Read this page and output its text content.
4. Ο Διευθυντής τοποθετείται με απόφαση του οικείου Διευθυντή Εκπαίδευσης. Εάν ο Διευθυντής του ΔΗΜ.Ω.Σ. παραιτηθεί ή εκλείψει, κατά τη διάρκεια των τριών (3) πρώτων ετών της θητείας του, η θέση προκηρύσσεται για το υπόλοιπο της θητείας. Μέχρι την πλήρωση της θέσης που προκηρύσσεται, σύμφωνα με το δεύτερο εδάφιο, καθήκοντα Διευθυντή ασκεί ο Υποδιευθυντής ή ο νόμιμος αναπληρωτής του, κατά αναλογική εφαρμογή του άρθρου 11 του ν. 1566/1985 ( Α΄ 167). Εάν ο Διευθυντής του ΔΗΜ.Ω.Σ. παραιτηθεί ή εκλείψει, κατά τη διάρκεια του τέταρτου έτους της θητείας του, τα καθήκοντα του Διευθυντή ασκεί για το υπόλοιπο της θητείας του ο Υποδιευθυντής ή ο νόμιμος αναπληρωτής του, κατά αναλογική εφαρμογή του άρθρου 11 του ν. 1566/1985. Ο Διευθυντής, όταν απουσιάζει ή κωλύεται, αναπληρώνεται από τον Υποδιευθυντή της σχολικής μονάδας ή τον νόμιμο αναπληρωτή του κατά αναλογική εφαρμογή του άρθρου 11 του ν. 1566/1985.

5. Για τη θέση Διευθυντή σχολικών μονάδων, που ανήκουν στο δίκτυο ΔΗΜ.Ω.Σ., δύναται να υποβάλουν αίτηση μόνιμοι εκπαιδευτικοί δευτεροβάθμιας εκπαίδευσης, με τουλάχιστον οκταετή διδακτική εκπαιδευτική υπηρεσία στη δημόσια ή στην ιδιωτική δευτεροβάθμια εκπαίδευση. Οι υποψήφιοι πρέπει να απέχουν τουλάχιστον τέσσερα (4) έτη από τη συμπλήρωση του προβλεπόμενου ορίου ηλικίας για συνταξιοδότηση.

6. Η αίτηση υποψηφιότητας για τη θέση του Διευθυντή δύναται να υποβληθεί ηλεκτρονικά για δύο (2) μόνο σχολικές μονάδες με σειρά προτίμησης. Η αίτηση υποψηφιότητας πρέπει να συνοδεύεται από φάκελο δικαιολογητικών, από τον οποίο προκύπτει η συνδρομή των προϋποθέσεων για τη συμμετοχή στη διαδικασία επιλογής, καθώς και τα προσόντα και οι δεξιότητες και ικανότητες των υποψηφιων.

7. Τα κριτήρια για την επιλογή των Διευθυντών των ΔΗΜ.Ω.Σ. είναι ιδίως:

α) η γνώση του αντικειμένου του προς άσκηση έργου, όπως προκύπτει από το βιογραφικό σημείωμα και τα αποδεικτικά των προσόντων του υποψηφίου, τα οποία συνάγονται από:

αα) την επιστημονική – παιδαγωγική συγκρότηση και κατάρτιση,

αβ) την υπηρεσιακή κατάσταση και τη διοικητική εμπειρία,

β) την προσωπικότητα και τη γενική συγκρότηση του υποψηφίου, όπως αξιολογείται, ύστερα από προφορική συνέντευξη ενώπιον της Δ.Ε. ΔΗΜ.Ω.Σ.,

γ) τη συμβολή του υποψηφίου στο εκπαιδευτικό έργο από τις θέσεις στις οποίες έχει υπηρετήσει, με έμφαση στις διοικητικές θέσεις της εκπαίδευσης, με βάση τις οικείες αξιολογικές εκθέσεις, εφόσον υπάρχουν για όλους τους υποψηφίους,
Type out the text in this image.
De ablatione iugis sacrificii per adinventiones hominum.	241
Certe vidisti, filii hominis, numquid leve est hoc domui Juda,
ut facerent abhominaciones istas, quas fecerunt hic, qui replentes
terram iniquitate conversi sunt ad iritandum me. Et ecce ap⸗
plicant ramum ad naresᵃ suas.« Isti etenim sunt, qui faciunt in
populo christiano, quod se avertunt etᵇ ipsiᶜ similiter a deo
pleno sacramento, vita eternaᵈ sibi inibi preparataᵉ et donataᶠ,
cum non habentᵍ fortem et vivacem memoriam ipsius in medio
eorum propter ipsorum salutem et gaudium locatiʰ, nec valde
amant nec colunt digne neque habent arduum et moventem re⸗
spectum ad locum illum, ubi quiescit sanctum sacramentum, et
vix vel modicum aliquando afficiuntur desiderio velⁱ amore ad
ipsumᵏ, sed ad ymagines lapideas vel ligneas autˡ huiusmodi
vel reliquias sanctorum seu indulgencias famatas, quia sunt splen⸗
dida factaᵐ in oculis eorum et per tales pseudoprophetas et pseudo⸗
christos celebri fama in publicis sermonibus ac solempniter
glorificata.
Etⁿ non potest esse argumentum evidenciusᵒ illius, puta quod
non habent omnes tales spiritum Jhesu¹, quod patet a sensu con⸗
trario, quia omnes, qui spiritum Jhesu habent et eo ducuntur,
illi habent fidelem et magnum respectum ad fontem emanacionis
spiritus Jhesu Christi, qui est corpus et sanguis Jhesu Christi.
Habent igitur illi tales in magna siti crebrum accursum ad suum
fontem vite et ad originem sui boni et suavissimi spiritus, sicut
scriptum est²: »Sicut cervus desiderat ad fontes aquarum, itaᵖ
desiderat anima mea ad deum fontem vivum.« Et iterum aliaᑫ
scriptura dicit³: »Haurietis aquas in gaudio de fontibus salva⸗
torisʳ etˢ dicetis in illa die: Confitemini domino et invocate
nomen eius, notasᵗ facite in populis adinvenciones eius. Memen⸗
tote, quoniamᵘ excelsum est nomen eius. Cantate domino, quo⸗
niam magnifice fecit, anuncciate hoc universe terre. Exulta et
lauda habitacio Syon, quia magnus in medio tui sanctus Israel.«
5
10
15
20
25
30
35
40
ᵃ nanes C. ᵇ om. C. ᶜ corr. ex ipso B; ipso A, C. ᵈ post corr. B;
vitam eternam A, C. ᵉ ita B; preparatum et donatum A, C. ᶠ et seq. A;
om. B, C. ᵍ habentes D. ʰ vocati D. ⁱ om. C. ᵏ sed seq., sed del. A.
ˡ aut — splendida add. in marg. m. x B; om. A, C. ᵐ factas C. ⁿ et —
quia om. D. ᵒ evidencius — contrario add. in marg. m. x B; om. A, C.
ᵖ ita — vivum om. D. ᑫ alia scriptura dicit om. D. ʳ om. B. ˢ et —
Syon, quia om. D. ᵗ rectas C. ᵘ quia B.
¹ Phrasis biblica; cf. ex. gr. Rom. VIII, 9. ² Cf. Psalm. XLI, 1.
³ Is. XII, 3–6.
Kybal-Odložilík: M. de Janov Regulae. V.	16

* **Required work**: All of the entries should be written out again exactly.

* **Answer below**:
Read this page and output its text content.
4. Ο Διευθυντής τοποθετείται με απόφαση του οικείου Διευθυντή Εκπαίδευσης. Εάν ο Διευθυντής του ΔΗΜ.Ω.Σ. παραιτηθεί ή εκλείψει, κατά τη διάρκεια των τριών (3) πρώτων ετών της θητείας του, η θέση προκηρύσσεται για το υπόλοιπο της θητείας. Μέχρι την πλήρωση της θέσης που προκηρύσσεται, σύμφωνα με το δεύτερο εδάφιο, καθήκοντα Διευθυντή ασκεί ο Υποδιευθυντής ή ο νόμιμος αναπληρωτής του, κατά αναλογική εφαρμογή του άρθρου 11 του ν. 1566/1985 ( Α΄ 167). Εάν ο Διευθυντής του ΔΗΜ.Ω.Σ. παραιτηθεί ή εκλείψει, κατά τη διάρκεια του τέταρτου έτους της θητείας του, τα καθήκοντα του Διευθυντή ασκεί για το υπόλοιπο της θητείας του ο Υποδιευθυντής ή ο νόμιμος αναπληρωτής του, κατά αναλογική εφαρμογή του άρθρου 11 του ν. 1566/1985. Ο Διευθυντής, όταν απουσιάζει ή κωλύεται, αναπληρώνεται από τον Υποδιευθυντή της σχολικής μονάδας ή τον νόμιμο αναπληρωτή του κατά αναλογική εφαρμογή του άρθρου 11 του ν. 1566/1985.

5. Για τη θέση Διευθυντή σχολικών μονάδων, που ανήκουν στο δίκτυο ΔΗΜ.Ω.Σ., δύναται να υποβάλουν αίτηση μόνιμοι εκπαιδευτικοί δευτεροβάθμιας εκπαίδευσης, με τουλάχιστον οκταετή διδακτική εκπαιδευτική υπηρεσία στη δημόσια ή στην ιδιωτική δευτεροβάθμια εκπαίδευση. Οι υποψήφιοι πρέπει να απέχουν τουλάχιστον τέσσερα (4) έτη από τη συμπλήρωση του προβλεπόμενου ορίου ηλικίας για συνταξιοδότηση.

6. Η αίτηση υποψηφιότητας για τη θέση του Διευθυντή δύναται να υποβληθεί ηλεκτρονικά για δύο (2) μόνο σχολικές μονάδες με σειρά προτίμησης. Η αίτηση υποψηφιότητας πρέπει να συνοδεύεται από φάκελο δικαιολογητικών, από τον οποίο προκύπτει η συνδρομή των προϋποθέσεων για τη συμμετοχή στη διαδικασία επιλογής, καθώς και τα προσόντα και οι δεξιότητες και ικανότητες των υποψηφιων.

7. Τα κριτήρια για την επιλογή των Διευθυντών των ΔΗΜ.Ω.Σ. είναι ιδίως:

α) η γνώση του αντικειμένου του προς άσκηση έργου, όπως προκύπτει από το βιογραφικό σημείωμα και τα αποδεικτικά των προσόντων του υποψηφίου, τα οποία συνάγονται από:

αα) την επιστημονική – παιδαγωγική συγκρότηση και κατάρτιση,

αβ) την υπηρεσιακή κατάσταση και τη διοικητική εμπειρία,

β) την προσωπικότητα και τη γενική συγκρότηση του υποψηφίου, όπως αξιολογείται, ύστερα από προφορική συνέντευξη ενώπιον της Δ.Ε. ΔΗΜ.Ω.Σ.,

γ) τη συμβολή του υποψηφίου στο εκπαιδευτικό έργο από τις θέσεις στις οποίες έχει υπηρετήσει, με έμφαση στις διοικητικές θέσεις της εκπαίδευσης, με βάση τις οικείες αξιολογικές εκθέσεις, εφόσον υπάρχουν για όλους τους υποψηφίους,
Type out the text in this image.
De ablatione iugis sacrificii per adinventiones hominum.	241
Certe vidisti, filii hominis, numquid leve est hoc domui Juda,
ut facerent abhominaciones istas, quas fecerunt hic, qui replentes
terram iniquitate conversi sunt ad iritandum me. Et ecce ap⸗
plicant ramum ad naresᵃ suas.« Isti etenim sunt, qui faciunt in
populo christiano, quod se avertunt etᵇ ipsiᶜ similiter a deo
pleno sacramento, vita eternaᵈ sibi inibi preparataᵉ et donataᶠ,
cum non habentᵍ fortem et vivacem memoriam ipsius in medio
eorum propter ipsorum salutem et gaudium locatiʰ, nec valde
amant nec colunt digne neque habent arduum et moventem re⸗
spectum ad locum illum, ubi quiescit sanctum sacramentum, et
vix vel modicum aliquando afficiuntur desiderio velⁱ amore ad
ipsumᵏ, sed ad ymagines lapideas vel ligneas autˡ huiusmodi
vel reliquias sanctorum seu indulgencias famatas, quia sunt splen⸗
dida factaᵐ in oculis eorum et per tales pseudoprophetas et pseudo⸗
christos celebri fama in publicis sermonibus ac solempniter
glorificata.
Etⁿ non potest esse argumentum evidenciusᵒ illius, puta quod
non habent omnes tales spiritum Jhesu¹, quod patet a sensu con⸗
trario, quia omnes, qui spiritum Jhesu habent et eo ducuntur,
illi habent fidelem et magnum respectum ad fontem emanacionis
spiritus Jhesu Christi, qui est corpus et sanguis Jhesu Christi.
Habent igitur illi tales in magna siti crebrum accursum ad suum
fontem vite et ad originem sui boni et suavissimi spiritus, sicut
scriptum est²: »Sicut cervus desiderat ad fontes aquarum, itaᵖ
desiderat anima mea ad deum fontem vivum.« Et iterum aliaᑫ
scriptura dicit³: »Haurietis aquas in gaudio de fontibus salva⸗
torisʳ etˢ dicetis in illa die: Confitemini domino et invocate
nomen eius, notasᵗ facite in populis adinvenciones eius. Memen⸗
tote, quoniamᵘ excelsum est nomen eius. Cantate domino, quo⸗
niam magnifice fecit, anuncciate hoc universe terre. Exulta et
lauda habitacio Syon, quia magnus in medio tui sanctus Israel.«
5
10
15
20
25
30
35
40
ᵃ nanes C. ᵇ om. C. ᶜ corr. ex ipso B; ipso A, C. ᵈ post corr. B;
vitam eternam A, C. ᵉ ita B; preparatum et donatum A, C. ᶠ et seq. A;
om. B, C. ᵍ habentes D. ʰ vocati D. ⁱ om. C. ᵏ sed seq., sed del. A.
ˡ aut — splendida add. in marg. m. x B; om. A, C. ᵐ factas C. ⁿ et —
quia om. D. ᵒ evidencius — contrario add. in marg. m. x B; om. A, C.
ᵖ ita — vivum om. D. ᑫ alia scriptura dicit om. D. ʳ om. B. ˢ et —
Syon, quia om. D. ᵗ rectas C. ᵘ quia B.
¹ Phrasis biblica; cf. ex. gr. Rom. VIII, 9. ² Cf. Psalm. XLI, 1.
³ Is. XII, 3–6.
Kybal-Odložilík: M. de Janov Regulae. V.	16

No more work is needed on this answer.